__Problem statement__.
Your task is to repeat the lines below exactly, excluding any pictures they contain.

__Data for processing__.
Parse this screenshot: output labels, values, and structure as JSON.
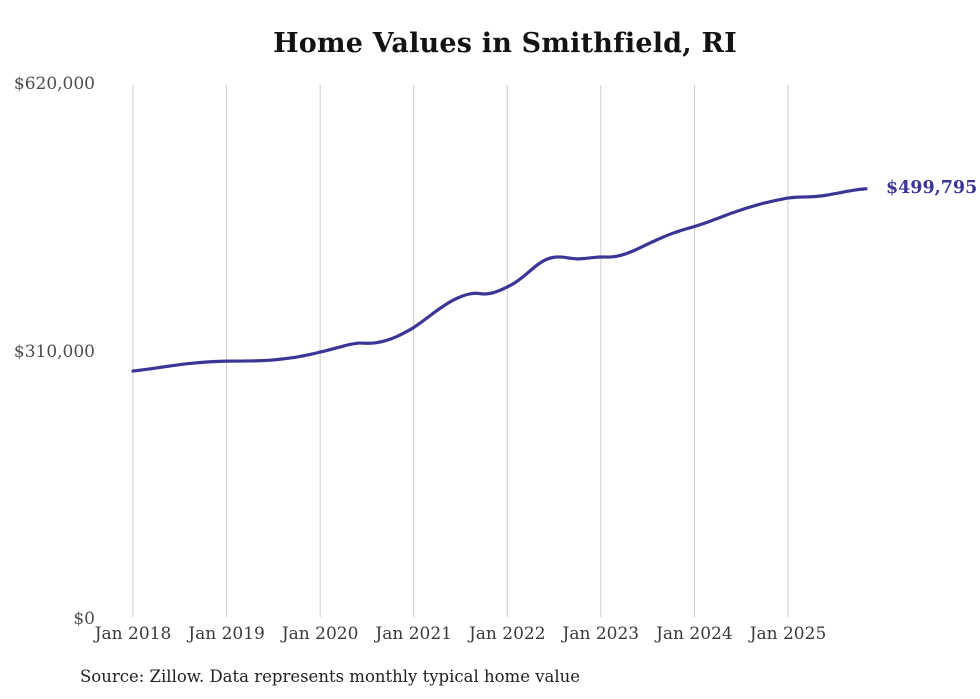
{
  "chart_data": {
    "type": "line",
    "title": "Home Values in Smithfield, RI",
    "source": "Source: Zillow. Data represents monthly typical home value",
    "end_label": "$499,795",
    "end_value": 499795,
    "line_color": "#3b3696",
    "grid_color": "#cccccc",
    "label_color": "#3b3696",
    "ylim": [
      0,
      620000
    ],
    "grid": "vertical-only",
    "legend": "none",
    "y_ticks": [
      {
        "label": "$620,000",
        "value": 620000
      },
      {
        "label": "$310,000",
        "value": 310000
      },
      {
        "label": "$0",
        "value": 0
      }
    ],
    "x_tick_labels": [
      "Jan 2018",
      "Jan 2019",
      "Jan 2020",
      "Jan 2021",
      "Jan 2022",
      "Jan 2023",
      "Jan 2024",
      "Jan 2025"
    ],
    "x_start": "Jan 2018",
    "x_end": "Nov 2025",
    "x_frequency": "monthly",
    "series": [
      {
        "name": "Typical home value",
        "values": [
          288500,
          289600,
          290800,
          292100,
          293400,
          294700,
          295900,
          297000,
          297900,
          298700,
          299300,
          299700,
          300000,
          300100,
          300100,
          300200,
          300400,
          300800,
          301400,
          302300,
          303400,
          304700,
          306400,
          308300,
          310500,
          312700,
          315100,
          317500,
          319600,
          320900,
          320700,
          321100,
          322800,
          325500,
          329200,
          333800,
          339000,
          345300,
          352000,
          358700,
          364900,
          370300,
          374600,
          377500,
          378700,
          377800,
          378900,
          381900,
          386000,
          391000,
          397600,
          405200,
          412500,
          417800,
          420400,
          420600,
          419400,
          418500,
          419000,
          420000,
          420700,
          420600,
          421500,
          423800,
          427200,
          431300,
          435600,
          439800,
          443800,
          447400,
          450600,
          453400,
          456000,
          458900,
          462100,
          465500,
          468900,
          472200,
          475300,
          478200,
          480900,
          483300,
          485400,
          487300,
          489000,
          489900,
          490200,
          490500,
          491200,
          492400,
          494000,
          495800,
          497400,
          498800,
          499795
        ]
      }
    ]
  }
}
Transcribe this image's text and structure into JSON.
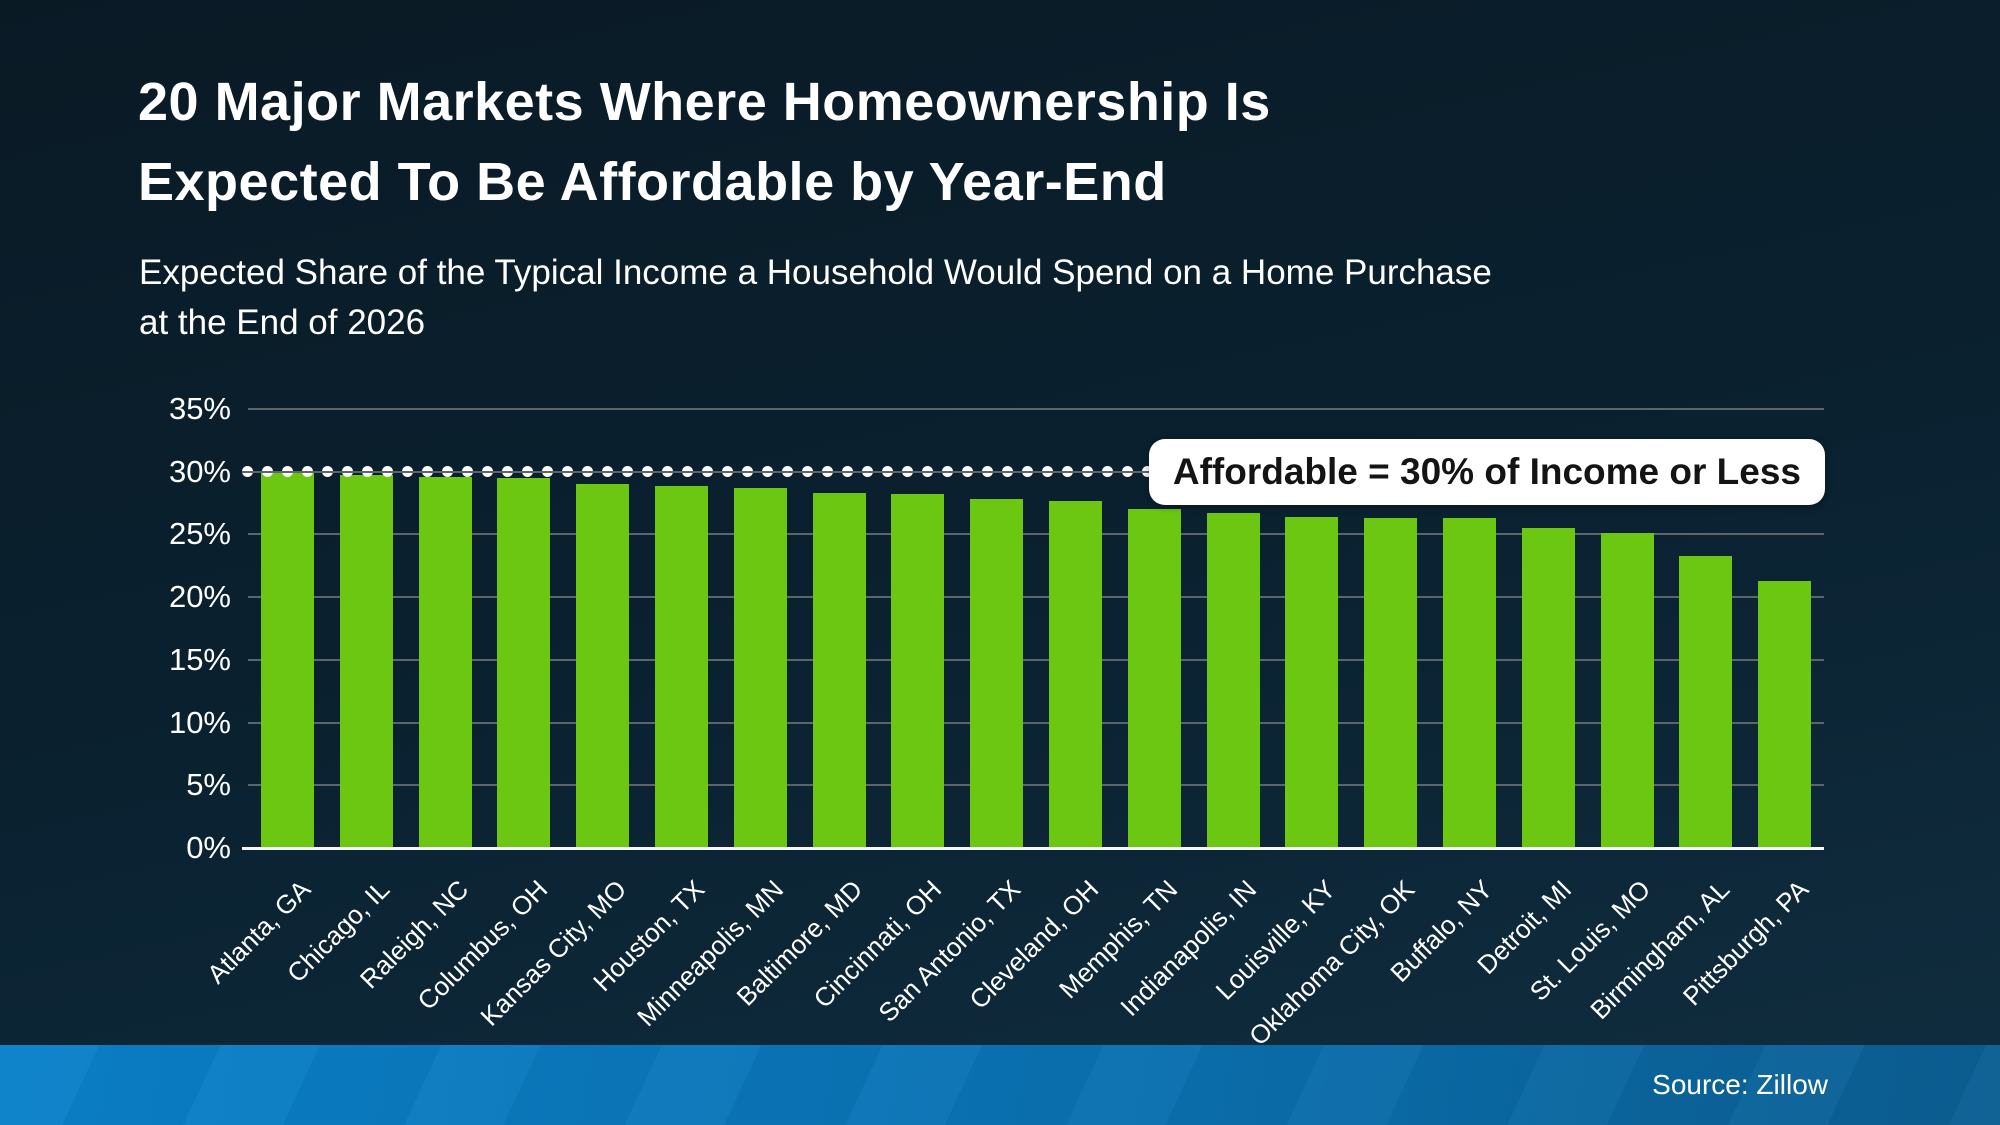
{
  "header": {
    "title_lines": [
      "20 Major Markets Where Homeownership Is",
      "Expected To Be Affordable by Year-End"
    ],
    "subtitle_lines": [
      "Expected Share of the Typical Income a Household Would Spend on a Home Purchase",
      "at the End of 2026"
    ]
  },
  "footer": {
    "source": "Source: Zillow"
  },
  "colors": {
    "background_top": "#0a1a25",
    "background_mid": "#0a2130",
    "background_bottom": "#102e40",
    "text": "#ffffff",
    "bar": "#6cc713",
    "gridline": "#5a656c",
    "baseline": "#f4f7f8",
    "dotted_line": "#ffffff",
    "callout_bg": "#ffffff",
    "callout_text": "#141414",
    "footer_left": "#0a81ca",
    "footer_mid": "#0a71b1",
    "footer_right": "#0b5e92"
  },
  "chart_data": {
    "type": "bar",
    "title": "20 Major Markets Where Homeownership Is Expected To Be Affordable by Year-End",
    "subtitle": "Expected Share of the Typical Income a Household Would Spend on a Home Purchase at the End of 2026",
    "xlabel": "",
    "ylabel": "",
    "ylim": [
      0,
      35
    ],
    "grid": true,
    "legend": false,
    "ytick_values": [
      0,
      5,
      10,
      15,
      20,
      25,
      30,
      35
    ],
    "ytick_labels": [
      "0%",
      "5%",
      "10%",
      "15%",
      "20%",
      "25%",
      "30%",
      "35%"
    ],
    "categories": [
      "Atlanta, GA",
      "Chicago, IL",
      "Raleigh, NC",
      "Columbus, OH",
      "Kansas City, MO",
      "Houston, TX",
      "Minneapolis, MN",
      "Baltimore, MD",
      "Cincinnati, OH",
      "San Antonio, TX",
      "Cleveland, OH",
      "Memphis, TN",
      "Indianapolis, IN",
      "Louisville, KY",
      "Oklahoma City, OK",
      "Buffalo, NY",
      "Detroit, MI",
      "St. Louis, MO",
      "Birmingham, AL",
      "Pittsburgh, PA"
    ],
    "values": [
      29.9,
      29.7,
      29.6,
      29.5,
      29.0,
      28.9,
      28.7,
      28.3,
      28.2,
      27.8,
      27.7,
      27.0,
      26.7,
      26.4,
      26.3,
      26.3,
      25.5,
      25.1,
      23.3,
      21.3
    ],
    "reference_line": {
      "value": 30,
      "style": "dotted",
      "label": "Affordable = 30% of Income or Less"
    }
  }
}
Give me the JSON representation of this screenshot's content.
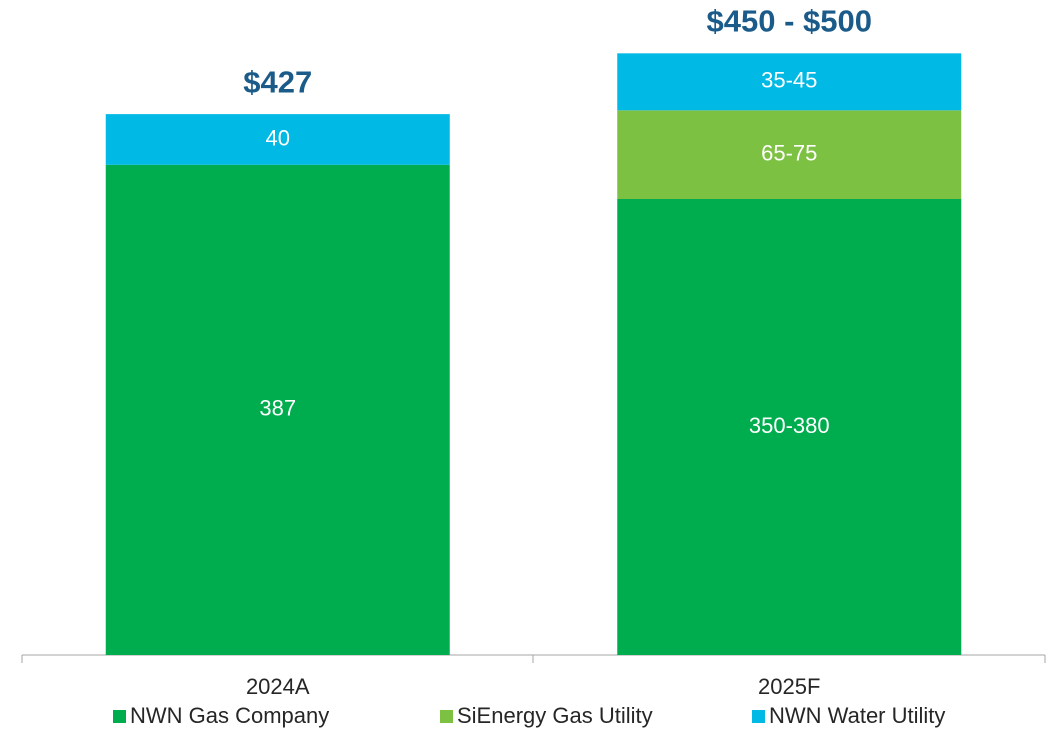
{
  "chart_data": {
    "type": "stacked_bar",
    "categories": [
      "2024A",
      "2025F"
    ],
    "series": [
      {
        "name": "NWN Gas Company",
        "color": "#00ad4e",
        "values": [
          387,
          360
        ],
        "value_labels": [
          "387",
          "350-380"
        ]
      },
      {
        "name": "SiEnergy Gas Utility",
        "color": "#7dc142",
        "values": [
          null,
          70
        ],
        "value_labels": [
          null,
          "65-75"
        ]
      },
      {
        "name": "NWN Water Utility",
        "color": "#00b9e4",
        "values": [
          40,
          45
        ],
        "value_labels": [
          "40",
          "35-45"
        ]
      }
    ],
    "total_labels": [
      "$427",
      "$450 - $500"
    ],
    "ylim": [
      0,
      480
    ]
  }
}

__Exercise solution__.
Parse this screenshot: output labels, values, and structure as JSON.
{
  "chart_data": {
    "type": "line",
    "title": "Home Values in Smithfield, RI",
    "source": "Source: Zillow. Data represents monthly typical home value",
    "end_label": "$499,795",
    "end_value": 499795,
    "line_color": "#3b3696",
    "grid_color": "#cccccc",
    "label_color": "#3b3696",
    "ylim": [
      0,
      620000
    ],
    "grid": "vertical-only",
    "legend": "none",
    "y_ticks": [
      {
        "label": "$620,000",
        "value": 620000
      },
      {
        "label": "$310,000",
        "value": 310000
      },
      {
        "label": "$0",
        "value": 0
      }
    ],
    "x_tick_labels": [
      "Jan 2018",
      "Jan 2019",
      "Jan 2020",
      "Jan 2021",
      "Jan 2022",
      "Jan 2023",
      "Jan 2024",
      "Jan 2025"
    ],
    "x_start": "Jan 2018",
    "x_end": "Nov 2025",
    "x_frequency": "monthly",
    "series": [
      {
        "name": "Typical home value",
        "values": [
          288500,
          289600,
          290800,
          292100,
          293400,
          294700,
          295900,
          297000,
          297900,
          298700,
          299300,
          299700,
          300000,
          300100,
          300100,
          300200,
          300400,
          300800,
          301400,
          302300,
          303400,
          304700,
          306400,
          308300,
          310500,
          312700,
          315100,
          317500,
          319600,
          320900,
          320700,
          321100,
          322800,
          325500,
          329200,
          333800,
          339000,
          345300,
          352000,
          358700,
          364900,
          370300,
          374600,
          377500,
          378700,
          377800,
          378900,
          381900,
          386000,
          391000,
          397600,
          405200,
          412500,
          417800,
          420400,
          420600,
          419400,
          418500,
          419000,
          420000,
          420700,
          420600,
          421500,
          423800,
          427200,
          431300,
          435600,
          439800,
          443800,
          447400,
          450600,
          453400,
          456000,
          458900,
          462100,
          465500,
          468900,
          472200,
          475300,
          478200,
          480900,
          483300,
          485400,
          487300,
          489000,
          489900,
          490200,
          490500,
          491200,
          492400,
          494000,
          495800,
          497400,
          498800,
          499795
        ]
      }
    ]
  }
}
Transcribe this image's text and structure into JSON.
{
  "header": {
    "title_lines": [
      "20 Major Markets Where Homeownership Is",
      "Expected To Be Affordable by Year-End"
    ],
    "subtitle_lines": [
      "Expected Share of the Typical Income a Household Would Spend on a Home Purchase",
      "at the End of 2026"
    ]
  },
  "footer": {
    "source": "Source: Zillow"
  },
  "colors": {
    "background_top": "#0a1a25",
    "background_mid": "#0a2130",
    "background_bottom": "#102e40",
    "text": "#ffffff",
    "bar": "#6cc713",
    "gridline": "#5a656c",
    "baseline": "#f4f7f8",
    "dotted_line": "#ffffff",
    "callout_bg": "#ffffff",
    "callout_text": "#141414",
    "footer_left": "#0a81ca",
    "footer_mid": "#0a71b1",
    "footer_right": "#0b5e92"
  },
  "chart_data": {
    "type": "bar",
    "title": "20 Major Markets Where Homeownership Is Expected To Be Affordable by Year-End",
    "subtitle": "Expected Share of the Typical Income a Household Would Spend on a Home Purchase at the End of 2026",
    "xlabel": "",
    "ylabel": "",
    "ylim": [
      0,
      35
    ],
    "grid": true,
    "legend": false,
    "ytick_values": [
      0,
      5,
      10,
      15,
      20,
      25,
      30,
      35
    ],
    "ytick_labels": [
      "0%",
      "5%",
      "10%",
      "15%",
      "20%",
      "25%",
      "30%",
      "35%"
    ],
    "categories": [
      "Atlanta, GA",
      "Chicago, IL",
      "Raleigh, NC",
      "Columbus, OH",
      "Kansas City, MO",
      "Houston, TX",
      "Minneapolis, MN",
      "Baltimore, MD",
      "Cincinnati, OH",
      "San Antonio, TX",
      "Cleveland, OH",
      "Memphis, TN",
      "Indianapolis, IN",
      "Louisville, KY",
      "Oklahoma City, OK",
      "Buffalo, NY",
      "Detroit, MI",
      "St. Louis, MO",
      "Birmingham, AL",
      "Pittsburgh, PA"
    ],
    "values": [
      29.9,
      29.7,
      29.6,
      29.5,
      29.0,
      28.9,
      28.7,
      28.3,
      28.2,
      27.8,
      27.7,
      27.0,
      26.7,
      26.4,
      26.3,
      26.3,
      25.5,
      25.1,
      23.3,
      21.3
    ],
    "reference_line": {
      "value": 30,
      "style": "dotted",
      "label": "Affordable = 30% of Income or Less"
    }
  }
}
Give me the JSON representation of this screenshot's content.
{
  "chart_data": {
    "type": "stacked_bar",
    "categories": [
      "2024A",
      "2025F"
    ],
    "series": [
      {
        "name": "NWN Gas Company",
        "color": "#00ad4e",
        "values": [
          387,
          360
        ],
        "value_labels": [
          "387",
          "350-380"
        ]
      },
      {
        "name": "SiEnergy Gas Utility",
        "color": "#7dc142",
        "values": [
          null,
          70
        ],
        "value_labels": [
          null,
          "65-75"
        ]
      },
      {
        "name": "NWN Water Utility",
        "color": "#00b9e4",
        "values": [
          40,
          45
        ],
        "value_labels": [
          "40",
          "35-45"
        ]
      }
    ],
    "total_labels": [
      "$427",
      "$450 - $500"
    ],
    "ylim": [
      0,
      480
    ]
  }
}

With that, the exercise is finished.